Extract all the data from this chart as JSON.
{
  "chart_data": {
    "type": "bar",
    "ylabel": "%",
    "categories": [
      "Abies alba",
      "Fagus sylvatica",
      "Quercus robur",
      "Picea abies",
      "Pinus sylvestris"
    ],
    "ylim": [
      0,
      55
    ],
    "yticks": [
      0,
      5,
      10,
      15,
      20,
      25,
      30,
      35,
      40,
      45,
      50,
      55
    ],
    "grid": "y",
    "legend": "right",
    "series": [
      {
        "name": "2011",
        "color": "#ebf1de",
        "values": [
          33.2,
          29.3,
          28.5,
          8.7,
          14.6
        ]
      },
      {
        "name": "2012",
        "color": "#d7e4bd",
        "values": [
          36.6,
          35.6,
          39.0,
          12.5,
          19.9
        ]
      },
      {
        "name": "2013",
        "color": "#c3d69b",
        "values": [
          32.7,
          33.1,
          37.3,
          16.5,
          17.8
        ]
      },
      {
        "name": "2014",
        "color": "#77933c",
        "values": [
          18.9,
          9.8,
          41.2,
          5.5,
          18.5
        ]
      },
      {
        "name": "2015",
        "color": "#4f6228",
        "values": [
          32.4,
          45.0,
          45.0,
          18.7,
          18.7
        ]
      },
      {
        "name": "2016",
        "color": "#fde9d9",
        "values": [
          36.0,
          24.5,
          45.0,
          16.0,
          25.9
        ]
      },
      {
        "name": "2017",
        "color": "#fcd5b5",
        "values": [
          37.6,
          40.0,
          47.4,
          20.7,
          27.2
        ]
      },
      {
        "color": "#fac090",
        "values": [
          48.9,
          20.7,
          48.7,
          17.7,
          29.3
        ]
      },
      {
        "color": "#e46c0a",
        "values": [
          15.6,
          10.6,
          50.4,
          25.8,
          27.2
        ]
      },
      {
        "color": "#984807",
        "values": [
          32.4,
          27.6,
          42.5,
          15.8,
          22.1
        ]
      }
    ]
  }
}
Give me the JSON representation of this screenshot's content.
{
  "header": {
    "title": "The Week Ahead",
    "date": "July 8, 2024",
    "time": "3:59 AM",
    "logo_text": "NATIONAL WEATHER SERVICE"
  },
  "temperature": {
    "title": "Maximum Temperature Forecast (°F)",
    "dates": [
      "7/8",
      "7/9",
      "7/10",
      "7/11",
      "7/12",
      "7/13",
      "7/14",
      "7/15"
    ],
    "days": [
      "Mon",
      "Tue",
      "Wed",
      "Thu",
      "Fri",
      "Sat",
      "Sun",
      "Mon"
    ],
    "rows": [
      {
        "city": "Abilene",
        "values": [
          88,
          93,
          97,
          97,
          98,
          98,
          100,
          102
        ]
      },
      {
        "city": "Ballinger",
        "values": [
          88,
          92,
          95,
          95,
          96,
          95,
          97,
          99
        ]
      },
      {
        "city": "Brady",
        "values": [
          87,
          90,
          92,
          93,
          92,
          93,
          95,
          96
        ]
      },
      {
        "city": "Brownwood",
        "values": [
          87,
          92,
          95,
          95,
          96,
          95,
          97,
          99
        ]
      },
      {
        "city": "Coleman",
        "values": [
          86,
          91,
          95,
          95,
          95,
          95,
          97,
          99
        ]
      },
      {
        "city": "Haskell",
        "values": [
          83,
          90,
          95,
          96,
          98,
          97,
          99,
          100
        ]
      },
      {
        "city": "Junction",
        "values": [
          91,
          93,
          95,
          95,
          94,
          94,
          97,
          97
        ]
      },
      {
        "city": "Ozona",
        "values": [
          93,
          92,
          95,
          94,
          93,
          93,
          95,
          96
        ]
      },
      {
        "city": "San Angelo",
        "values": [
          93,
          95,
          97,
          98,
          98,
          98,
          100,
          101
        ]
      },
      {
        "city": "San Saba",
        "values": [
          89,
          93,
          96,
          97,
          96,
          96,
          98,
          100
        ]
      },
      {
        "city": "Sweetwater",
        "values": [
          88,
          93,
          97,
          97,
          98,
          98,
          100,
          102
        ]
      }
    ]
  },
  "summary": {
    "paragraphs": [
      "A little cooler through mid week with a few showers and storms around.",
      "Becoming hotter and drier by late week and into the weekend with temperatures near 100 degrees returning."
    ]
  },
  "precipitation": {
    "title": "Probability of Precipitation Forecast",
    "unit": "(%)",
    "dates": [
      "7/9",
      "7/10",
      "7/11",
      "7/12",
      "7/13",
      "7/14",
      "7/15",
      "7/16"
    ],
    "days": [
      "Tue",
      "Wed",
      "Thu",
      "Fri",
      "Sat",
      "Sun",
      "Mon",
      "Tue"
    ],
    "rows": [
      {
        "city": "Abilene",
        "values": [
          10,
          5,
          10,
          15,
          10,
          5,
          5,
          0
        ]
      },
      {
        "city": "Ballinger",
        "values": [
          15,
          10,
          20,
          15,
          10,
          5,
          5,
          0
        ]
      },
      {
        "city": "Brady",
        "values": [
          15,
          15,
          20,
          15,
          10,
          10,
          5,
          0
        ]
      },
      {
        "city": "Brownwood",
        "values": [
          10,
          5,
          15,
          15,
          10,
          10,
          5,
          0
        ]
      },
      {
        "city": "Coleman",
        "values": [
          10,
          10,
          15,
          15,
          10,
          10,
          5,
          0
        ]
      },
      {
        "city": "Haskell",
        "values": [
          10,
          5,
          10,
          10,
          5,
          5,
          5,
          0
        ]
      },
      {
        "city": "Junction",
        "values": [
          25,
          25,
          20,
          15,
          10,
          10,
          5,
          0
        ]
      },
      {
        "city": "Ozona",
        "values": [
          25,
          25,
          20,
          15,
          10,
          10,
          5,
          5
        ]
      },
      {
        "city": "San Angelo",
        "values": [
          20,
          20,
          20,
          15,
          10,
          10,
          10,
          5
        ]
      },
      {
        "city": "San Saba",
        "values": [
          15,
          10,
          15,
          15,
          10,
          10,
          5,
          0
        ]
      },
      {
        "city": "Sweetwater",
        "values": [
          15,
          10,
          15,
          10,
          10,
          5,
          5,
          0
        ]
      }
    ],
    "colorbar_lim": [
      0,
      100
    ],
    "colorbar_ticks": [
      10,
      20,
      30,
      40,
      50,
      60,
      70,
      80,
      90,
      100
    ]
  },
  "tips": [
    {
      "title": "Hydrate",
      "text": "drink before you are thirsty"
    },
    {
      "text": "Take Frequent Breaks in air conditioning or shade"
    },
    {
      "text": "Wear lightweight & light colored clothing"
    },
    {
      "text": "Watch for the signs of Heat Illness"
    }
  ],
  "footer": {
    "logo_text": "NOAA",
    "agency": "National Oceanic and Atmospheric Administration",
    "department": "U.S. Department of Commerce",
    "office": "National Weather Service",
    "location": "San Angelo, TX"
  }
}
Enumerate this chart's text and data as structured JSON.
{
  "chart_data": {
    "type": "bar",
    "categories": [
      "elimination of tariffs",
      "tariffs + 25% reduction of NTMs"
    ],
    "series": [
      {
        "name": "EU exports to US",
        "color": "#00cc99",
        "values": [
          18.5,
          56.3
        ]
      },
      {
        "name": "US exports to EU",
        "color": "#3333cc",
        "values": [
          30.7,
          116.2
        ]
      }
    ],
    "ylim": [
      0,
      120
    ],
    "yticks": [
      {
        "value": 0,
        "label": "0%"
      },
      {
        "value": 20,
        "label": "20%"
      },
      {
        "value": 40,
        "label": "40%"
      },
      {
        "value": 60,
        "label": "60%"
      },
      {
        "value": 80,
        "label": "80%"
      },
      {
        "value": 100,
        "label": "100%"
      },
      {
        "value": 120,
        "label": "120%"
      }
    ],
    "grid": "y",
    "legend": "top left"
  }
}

◆ ◆ ◆

#### What is needed:
Return all of the entries word for word.

#### Completed task:
Extract all the data from this chart as JSON.
{
  "chart_data": {
    "type": "bar",
    "ylabel": "%",
    "categories": [
      "Abies alba",
      "Fagus sylvatica",
      "Quercus robur",
      "Picea abies",
      "Pinus sylvestris"
    ],
    "ylim": [
      0,
      55
    ],
    "yticks": [
      0,
      5,
      10,
      15,
      20,
      25,
      30,
      35,
      40,
      45,
      50,
      55
    ],
    "grid": "y",
    "legend": "right",
    "series": [
      {
        "name": "2011",
        "color": "#ebf1de",
        "values": [
          33.2,
          29.3,
          28.5,
          8.7,
          14.6
        ]
      },
      {
        "name": "2012",
        "color": "#d7e4bd",
        "values": [
          36.6,
          35.6,
          39.0,
          12.5,
          19.9
        ]
      },
      {
        "name": "2013",
        "color": "#c3d69b",
        "values": [
          32.7,
          33.1,
          37.3,
          16.5,
          17.8
        ]
      },
      {
        "name": "2014",
        "color": "#77933c",
        "values": [
          18.9,
          9.8,
          41.2,
          5.5,
          18.5
        ]
      },
      {
        "name": "2015",
        "color": "#4f6228",
        "values": [
          32.4,
          45.0,
          45.0,
          18.7,
          18.7
        ]
      },
      {
        "name": "2016",
        "color": "#fde9d9",
        "values": [
          36.0,
          24.5,
          45.0,
          16.0,
          25.9
        ]
      },
      {
        "name": "2017",
        "color": "#fcd5b5",
        "values": [
          37.6,
          40.0,
          47.4,
          20.7,
          27.2
        ]
      },
      {
        "color": "#fac090",
        "values": [
          48.9,
          20.7,
          48.7,
          17.7,
          29.3
        ]
      },
      {
        "color": "#e46c0a",
        "values": [
          15.6,
          10.6,
          50.4,
          25.8,
          27.2
        ]
      },
      {
        "color": "#984807",
        "values": [
          32.4,
          27.6,
          42.5,
          15.8,
          22.1
        ]
      }
    ]
  }
}
Give me the JSON representation of this screenshot's content.
{
  "header": {
    "title": "The Week Ahead",
    "date": "July 8, 2024",
    "time": "3:59 AM",
    "logo_text": "NATIONAL WEATHER SERVICE"
  },
  "temperature": {
    "title": "Maximum Temperature Forecast (°F)",
    "dates": [
      "7/8",
      "7/9",
      "7/10",
      "7/11",
      "7/12",
      "7/13",
      "7/14",
      "7/15"
    ],
    "days": [
      "Mon",
      "Tue",
      "Wed",
      "Thu",
      "Fri",
      "Sat",
      "Sun",
      "Mon"
    ],
    "rows": [
      {
        "city": "Abilene",
        "values": [
          88,
          93,
          97,
          97,
          98,
          98,
          100,
          102
        ]
      },
      {
        "city": "Ballinger",
        "values": [
          88,
          92,
          95,
          95,
          96,
          95,
          97,
          99
        ]
      },
      {
        "city": "Brady",
        "values": [
          87,
          90,
          92,
          93,
          92,
          93,
          95,
          96
        ]
      },
      {
        "city": "Brownwood",
        "values": [
          87,
          92,
          95,
          95,
          96,
          95,
          97,
          99
        ]
      },
      {
        "city": "Coleman",
        "values": [
          86,
          91,
          95,
          95,
          95,
          95,
          97,
          99
        ]
      },
      {
        "city": "Haskell",
        "values": [
          83,
          90,
          95,
          96,
          98,
          97,
          99,
          100
        ]
      },
      {
        "city": "Junction",
        "values": [
          91,
          93,
          95,
          95,
          94,
          94,
          97,
          97
        ]
      },
      {
        "city": "Ozona",
        "values": [
          93,
          92,
          95,
          94,
          93,
          93,
          95,
          96
        ]
      },
      {
        "city": "San Angelo",
        "values": [
          93,
          95,
          97,
          98,
          98,
          98,
          100,
          101
        ]
      },
      {
        "city": "San Saba",
        "values": [
          89,
          93,
          96,
          97,
          96,
          96,
          98,
          100
        ]
      },
      {
        "city": "Sweetwater",
        "values": [
          88,
          93,
          97,
          97,
          98,
          98,
          100,
          102
        ]
      }
    ]
  },
  "summary": {
    "paragraphs": [
      "A little cooler through mid week with a few showers and storms around.",
      "Becoming hotter and drier by late week and into the weekend with temperatures near 100 degrees returning."
    ]
  },
  "precipitation": {
    "title": "Probability of Precipitation Forecast",
    "unit": "(%)",
    "dates": [
      "7/9",
      "7/10",
      "7/11",
      "7/12",
      "7/13",
      "7/14",
      "7/15",
      "7/16"
    ],
    "days": [
      "Tue",
      "Wed",
      "Thu",
      "Fri",
      "Sat",
      "Sun",
      "Mon",
      "Tue"
    ],
    "rows": [
      {
        "city": "Abilene",
        "values": [
          10,
          5,
          10,
          15,
          10,
          5,
          5,
          0
        ]
      },
      {
        "city": "Ballinger",
        "values": [
          15,
          10,
          20,
          15,
          10,
          5,
          5,
          0
        ]
      },
      {
        "city": "Brady",
        "values": [
          15,
          15,
          20,
          15,
          10,
          10,
          5,
          0
        ]
      },
      {
        "city": "Brownwood",
        "values": [
          10,
          5,
          15,
          15,
          10,
          10,
          5,
          0
        ]
      },
      {
        "city": "Coleman",
        "values": [
          10,
          10,
          15,
          15,
          10,
          10,
          5,
          0
        ]
      },
      {
        "city": "Haskell",
        "values": [
          10,
          5,
          10,
          10,
          5,
          5,
          5,
          0
        ]
      },
      {
        "city": "Junction",
        "values": [
          25,
          25,
          20,
          15,
          10,
          10,
          5,
          0
        ]
      },
      {
        "city": "Ozona",
        "values": [
          25,
          25,
          20,
          15,
          10,
          10,
          5,
          5
        ]
      },
      {
        "city": "San Angelo",
        "values": [
          20,
          20,
          20,
          15,
          10,
          10,
          10,
          5
        ]
      },
      {
        "city": "San Saba",
        "values": [
          15,
          10,
          15,
          15,
          10,
          10,
          5,
          0
        ]
      },
      {
        "city": "Sweetwater",
        "values": [
          15,
          10,
          15,
          10,
          10,
          5,
          5,
          0
        ]
      }
    ],
    "colorbar_lim": [
      0,
      100
    ],
    "colorbar_ticks": [
      10,
      20,
      30,
      40,
      50,
      60,
      70,
      80,
      90,
      100
    ]
  },
  "tips": [
    {
      "title": "Hydrate",
      "text": "drink before you are thirsty"
    },
    {
      "text": "Take Frequent Breaks in air conditioning or shade"
    },
    {
      "text": "Wear lightweight & light colored clothing"
    },
    {
      "text": "Watch for the signs of Heat Illness"
    }
  ],
  "footer": {
    "logo_text": "NOAA",
    "agency": "National Oceanic and Atmospheric Administration",
    "department": "U.S. Department of Commerce",
    "office": "National Weather Service",
    "location": "San Angelo, TX"
  }
}
Enumerate this chart's text and data as structured JSON.
{
  "chart_data": {
    "type": "bar",
    "categories": [
      "elimination of tariffs",
      "tariffs + 25% reduction of NTMs"
    ],
    "series": [
      {
        "name": "EU exports to US",
        "color": "#00cc99",
        "values": [
          18.5,
          56.3
        ]
      },
      {
        "name": "US exports to EU",
        "color": "#3333cc",
        "values": [
          30.7,
          116.2
        ]
      }
    ],
    "ylim": [
      0,
      120
    ],
    "yticks": [
      {
        "value": 0,
        "label": "0%"
      },
      {
        "value": 20,
        "label": "20%"
      },
      {
        "value": 40,
        "label": "40%"
      },
      {
        "value": 60,
        "label": "60%"
      },
      {
        "value": 80,
        "label": "80%"
      },
      {
        "value": 100,
        "label": "100%"
      },
      {
        "value": 120,
        "label": "120%"
      }
    ],
    "grid": "y",
    "legend": "top left"
  }
}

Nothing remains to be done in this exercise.